Requisitos de la tarea -
A. Enumera todas las consecuencias que pueden sufrir los herederos si no actúan a tiempo, según el texto sobre cuentas bancarias tras un fallecimiento.
B. Responde, por favor, estas preguntas sobre el texto sobre cuentas bancarias tras un fallecimiento:
(i) ¿Qué exige la normativa para acceder a los fondos?
(ii) ¿Qué no existe a disposición de los particulares para localizar cuentas?
(iii) ¿Cuándo hay que comunicar el fallecimiento al banco?

En España, cuando una persona fallece, sus bienes, derechos y deudas pasan a formar parte de la herencia, incluyendo las cuentas bancarias. Si los herederos no actúan a tiempo, pueden enfrentarse a comisiones, bloqueos de fondos o cargas económicas que afectan directamente al patrimonio heredado.
Muchas personas desconocen qué ocurre con una cuenta bancaria tras el fallecimiento del titular. Aunque la normativa es clara, exige una gestión ordenada y documentación adecuada para acceder a los fondos y evitar problemas legales o fiscales.
Qué hacer con una cuenta bancaria tras un fallecimiento: pasos clave para evitar problemas
La primera acción es identificar si el fallecido tenía cuentas bancarias activas. En la práctica, esto suele implicar revisar documentación personal o consultar directamente con distintas entidades financieras, ya que no existe un registro público accesible para particulares.
Una vez localizadas las cuentas, es necesario comunicar el fallecimiento al banco lo antes posible. Para ello, se debe presentar el certificado de defunción, el testamento o la declaración de herederos y la documentación que acredite la identidad de los solicitantes.

Material proporcionado -
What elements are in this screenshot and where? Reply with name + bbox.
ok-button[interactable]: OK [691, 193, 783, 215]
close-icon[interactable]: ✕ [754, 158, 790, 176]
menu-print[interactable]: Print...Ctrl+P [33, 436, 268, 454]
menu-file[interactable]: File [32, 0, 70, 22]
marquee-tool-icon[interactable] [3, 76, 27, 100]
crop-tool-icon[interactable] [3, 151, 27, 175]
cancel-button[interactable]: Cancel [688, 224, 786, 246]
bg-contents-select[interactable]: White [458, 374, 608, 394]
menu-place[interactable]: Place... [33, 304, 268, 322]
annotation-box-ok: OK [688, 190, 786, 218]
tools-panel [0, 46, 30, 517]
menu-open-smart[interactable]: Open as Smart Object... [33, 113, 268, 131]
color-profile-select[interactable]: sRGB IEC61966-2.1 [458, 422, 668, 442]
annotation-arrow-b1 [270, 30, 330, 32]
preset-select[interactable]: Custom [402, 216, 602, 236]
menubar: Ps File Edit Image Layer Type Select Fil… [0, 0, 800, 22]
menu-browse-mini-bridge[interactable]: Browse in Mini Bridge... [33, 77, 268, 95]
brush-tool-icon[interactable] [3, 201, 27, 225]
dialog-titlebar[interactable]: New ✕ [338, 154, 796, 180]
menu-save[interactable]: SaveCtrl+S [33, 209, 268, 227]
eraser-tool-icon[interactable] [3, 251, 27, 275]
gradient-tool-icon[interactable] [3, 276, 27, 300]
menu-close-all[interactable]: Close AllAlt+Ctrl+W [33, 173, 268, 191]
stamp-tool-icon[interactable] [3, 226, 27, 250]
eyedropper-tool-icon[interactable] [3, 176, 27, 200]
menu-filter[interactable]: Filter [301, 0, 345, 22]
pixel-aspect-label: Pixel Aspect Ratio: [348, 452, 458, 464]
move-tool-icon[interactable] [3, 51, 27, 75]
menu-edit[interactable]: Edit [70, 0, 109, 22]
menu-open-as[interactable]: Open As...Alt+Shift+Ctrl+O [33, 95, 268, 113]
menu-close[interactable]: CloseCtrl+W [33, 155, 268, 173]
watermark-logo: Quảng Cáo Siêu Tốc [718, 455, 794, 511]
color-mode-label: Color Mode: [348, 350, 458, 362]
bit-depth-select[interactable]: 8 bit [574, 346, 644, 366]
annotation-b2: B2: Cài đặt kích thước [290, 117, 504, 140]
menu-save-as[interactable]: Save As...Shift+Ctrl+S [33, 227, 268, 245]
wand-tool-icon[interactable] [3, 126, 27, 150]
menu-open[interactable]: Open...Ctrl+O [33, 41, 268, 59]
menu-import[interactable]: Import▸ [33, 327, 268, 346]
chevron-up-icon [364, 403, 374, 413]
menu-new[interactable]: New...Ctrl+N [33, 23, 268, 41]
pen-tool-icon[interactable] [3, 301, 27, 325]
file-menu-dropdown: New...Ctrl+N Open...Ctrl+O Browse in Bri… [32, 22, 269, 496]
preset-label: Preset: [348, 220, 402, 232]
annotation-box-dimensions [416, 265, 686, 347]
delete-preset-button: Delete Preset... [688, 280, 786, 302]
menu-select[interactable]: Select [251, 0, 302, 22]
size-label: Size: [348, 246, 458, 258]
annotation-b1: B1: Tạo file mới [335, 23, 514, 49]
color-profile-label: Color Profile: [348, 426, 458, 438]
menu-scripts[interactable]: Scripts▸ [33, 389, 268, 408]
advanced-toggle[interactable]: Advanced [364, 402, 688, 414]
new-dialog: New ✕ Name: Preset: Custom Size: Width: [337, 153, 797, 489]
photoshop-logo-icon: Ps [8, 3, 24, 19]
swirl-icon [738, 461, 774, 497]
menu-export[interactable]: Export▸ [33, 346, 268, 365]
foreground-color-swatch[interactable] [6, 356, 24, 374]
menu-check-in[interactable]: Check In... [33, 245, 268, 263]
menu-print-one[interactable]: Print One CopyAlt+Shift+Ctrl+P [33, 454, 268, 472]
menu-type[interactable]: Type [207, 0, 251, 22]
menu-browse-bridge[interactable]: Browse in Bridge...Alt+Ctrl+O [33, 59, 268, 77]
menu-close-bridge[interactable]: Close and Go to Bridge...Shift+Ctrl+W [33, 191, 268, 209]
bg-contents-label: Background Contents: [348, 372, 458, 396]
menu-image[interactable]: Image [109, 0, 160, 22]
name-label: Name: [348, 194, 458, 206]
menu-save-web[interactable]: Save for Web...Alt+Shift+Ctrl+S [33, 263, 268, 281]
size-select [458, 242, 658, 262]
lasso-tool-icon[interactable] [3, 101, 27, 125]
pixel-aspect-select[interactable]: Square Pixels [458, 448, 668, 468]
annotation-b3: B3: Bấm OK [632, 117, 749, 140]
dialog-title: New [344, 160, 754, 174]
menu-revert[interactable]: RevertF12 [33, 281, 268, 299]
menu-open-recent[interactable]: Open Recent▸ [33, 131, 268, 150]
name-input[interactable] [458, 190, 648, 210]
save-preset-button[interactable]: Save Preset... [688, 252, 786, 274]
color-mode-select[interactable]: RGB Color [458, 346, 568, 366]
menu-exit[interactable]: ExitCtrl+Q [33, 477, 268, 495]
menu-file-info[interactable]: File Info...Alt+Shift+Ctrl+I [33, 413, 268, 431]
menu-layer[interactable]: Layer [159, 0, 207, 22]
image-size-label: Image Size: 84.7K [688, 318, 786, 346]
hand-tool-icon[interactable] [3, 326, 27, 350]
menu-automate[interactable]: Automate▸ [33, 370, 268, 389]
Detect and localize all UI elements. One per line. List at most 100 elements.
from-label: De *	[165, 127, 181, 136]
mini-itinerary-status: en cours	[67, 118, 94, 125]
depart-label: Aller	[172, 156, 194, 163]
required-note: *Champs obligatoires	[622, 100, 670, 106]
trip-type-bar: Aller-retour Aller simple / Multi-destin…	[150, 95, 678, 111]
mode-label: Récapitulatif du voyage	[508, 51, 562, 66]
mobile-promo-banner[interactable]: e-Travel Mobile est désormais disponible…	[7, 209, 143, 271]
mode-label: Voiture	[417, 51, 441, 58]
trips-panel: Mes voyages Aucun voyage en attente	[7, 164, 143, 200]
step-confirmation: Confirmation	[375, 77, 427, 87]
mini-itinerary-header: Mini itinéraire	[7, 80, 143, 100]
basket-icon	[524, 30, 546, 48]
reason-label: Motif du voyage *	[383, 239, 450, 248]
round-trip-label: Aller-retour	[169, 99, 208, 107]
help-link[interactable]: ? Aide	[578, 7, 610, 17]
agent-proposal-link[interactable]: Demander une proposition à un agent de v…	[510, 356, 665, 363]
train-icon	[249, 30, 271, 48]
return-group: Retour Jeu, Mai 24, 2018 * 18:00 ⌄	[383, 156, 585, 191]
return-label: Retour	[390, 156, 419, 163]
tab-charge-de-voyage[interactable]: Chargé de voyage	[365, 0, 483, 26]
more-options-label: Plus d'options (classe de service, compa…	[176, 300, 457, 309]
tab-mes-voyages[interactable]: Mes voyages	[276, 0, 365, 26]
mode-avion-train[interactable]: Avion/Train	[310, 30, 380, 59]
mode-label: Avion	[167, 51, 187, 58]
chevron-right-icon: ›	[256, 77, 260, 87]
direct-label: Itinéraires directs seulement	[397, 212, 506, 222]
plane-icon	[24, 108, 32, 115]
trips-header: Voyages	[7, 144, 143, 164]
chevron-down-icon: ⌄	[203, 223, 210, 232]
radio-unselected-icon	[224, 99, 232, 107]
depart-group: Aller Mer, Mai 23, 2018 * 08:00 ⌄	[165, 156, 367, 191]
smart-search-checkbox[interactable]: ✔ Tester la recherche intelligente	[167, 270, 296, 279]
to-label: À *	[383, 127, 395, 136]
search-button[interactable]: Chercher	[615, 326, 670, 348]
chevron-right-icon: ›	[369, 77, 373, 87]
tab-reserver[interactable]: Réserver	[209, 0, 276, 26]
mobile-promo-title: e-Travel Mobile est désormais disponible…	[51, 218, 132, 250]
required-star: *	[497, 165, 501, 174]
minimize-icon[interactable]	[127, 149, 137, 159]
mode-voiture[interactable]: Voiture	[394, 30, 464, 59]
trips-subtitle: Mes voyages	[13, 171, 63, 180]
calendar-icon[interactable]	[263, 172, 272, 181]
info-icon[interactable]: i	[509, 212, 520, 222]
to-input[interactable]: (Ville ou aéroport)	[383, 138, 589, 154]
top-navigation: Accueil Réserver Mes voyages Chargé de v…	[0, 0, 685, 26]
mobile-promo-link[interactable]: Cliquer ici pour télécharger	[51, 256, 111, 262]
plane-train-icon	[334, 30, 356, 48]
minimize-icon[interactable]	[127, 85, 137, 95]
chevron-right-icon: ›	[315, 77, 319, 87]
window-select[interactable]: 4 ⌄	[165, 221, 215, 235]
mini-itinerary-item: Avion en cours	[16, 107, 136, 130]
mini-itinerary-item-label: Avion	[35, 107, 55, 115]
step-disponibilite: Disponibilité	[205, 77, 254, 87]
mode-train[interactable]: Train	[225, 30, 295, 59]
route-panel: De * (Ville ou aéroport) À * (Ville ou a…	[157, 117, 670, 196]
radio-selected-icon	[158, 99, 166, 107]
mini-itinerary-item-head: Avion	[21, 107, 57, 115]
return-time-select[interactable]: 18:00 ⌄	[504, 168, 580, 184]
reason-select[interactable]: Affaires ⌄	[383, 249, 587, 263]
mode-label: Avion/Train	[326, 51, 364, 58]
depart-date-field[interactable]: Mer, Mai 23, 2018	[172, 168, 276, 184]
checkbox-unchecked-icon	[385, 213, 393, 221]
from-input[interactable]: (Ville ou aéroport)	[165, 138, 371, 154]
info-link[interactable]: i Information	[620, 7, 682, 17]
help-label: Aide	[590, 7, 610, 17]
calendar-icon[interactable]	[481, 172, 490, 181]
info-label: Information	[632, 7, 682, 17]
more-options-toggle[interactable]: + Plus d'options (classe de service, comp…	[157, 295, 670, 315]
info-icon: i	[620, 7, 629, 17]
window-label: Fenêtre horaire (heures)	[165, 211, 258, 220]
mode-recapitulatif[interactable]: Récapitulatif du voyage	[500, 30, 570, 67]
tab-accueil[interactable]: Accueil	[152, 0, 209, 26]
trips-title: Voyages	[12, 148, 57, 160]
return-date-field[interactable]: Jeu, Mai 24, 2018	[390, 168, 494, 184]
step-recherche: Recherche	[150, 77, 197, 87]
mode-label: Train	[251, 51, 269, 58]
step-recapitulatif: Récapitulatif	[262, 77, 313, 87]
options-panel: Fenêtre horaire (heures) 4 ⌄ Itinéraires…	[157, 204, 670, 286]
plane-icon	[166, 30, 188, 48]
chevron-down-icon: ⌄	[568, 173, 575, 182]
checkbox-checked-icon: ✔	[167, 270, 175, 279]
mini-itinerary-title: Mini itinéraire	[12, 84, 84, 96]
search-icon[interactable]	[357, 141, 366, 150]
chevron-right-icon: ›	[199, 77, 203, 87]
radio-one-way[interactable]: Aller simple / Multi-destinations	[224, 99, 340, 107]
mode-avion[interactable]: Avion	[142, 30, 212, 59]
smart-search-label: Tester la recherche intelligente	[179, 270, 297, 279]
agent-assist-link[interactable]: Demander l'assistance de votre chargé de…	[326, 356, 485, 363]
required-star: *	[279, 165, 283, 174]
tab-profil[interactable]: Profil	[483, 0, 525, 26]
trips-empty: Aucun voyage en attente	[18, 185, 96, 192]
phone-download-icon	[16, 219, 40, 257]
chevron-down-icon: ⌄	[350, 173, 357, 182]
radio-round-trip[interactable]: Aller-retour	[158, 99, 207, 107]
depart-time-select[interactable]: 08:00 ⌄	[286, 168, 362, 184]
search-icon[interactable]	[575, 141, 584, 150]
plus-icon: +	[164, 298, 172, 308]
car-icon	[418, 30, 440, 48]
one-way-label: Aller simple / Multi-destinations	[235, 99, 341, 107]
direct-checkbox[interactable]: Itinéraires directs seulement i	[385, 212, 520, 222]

Respuestas por tarea -
A. Comisiones, bloqueos de fondos y cargas económicas que afectan directamente al patrimonio heredado.

B.
(i) Una gestión ordenada y documentación adecuada.
(ii) Un registro público accesible para particulares.
(iii) Lo antes posible, una vez localizadas las cuentas.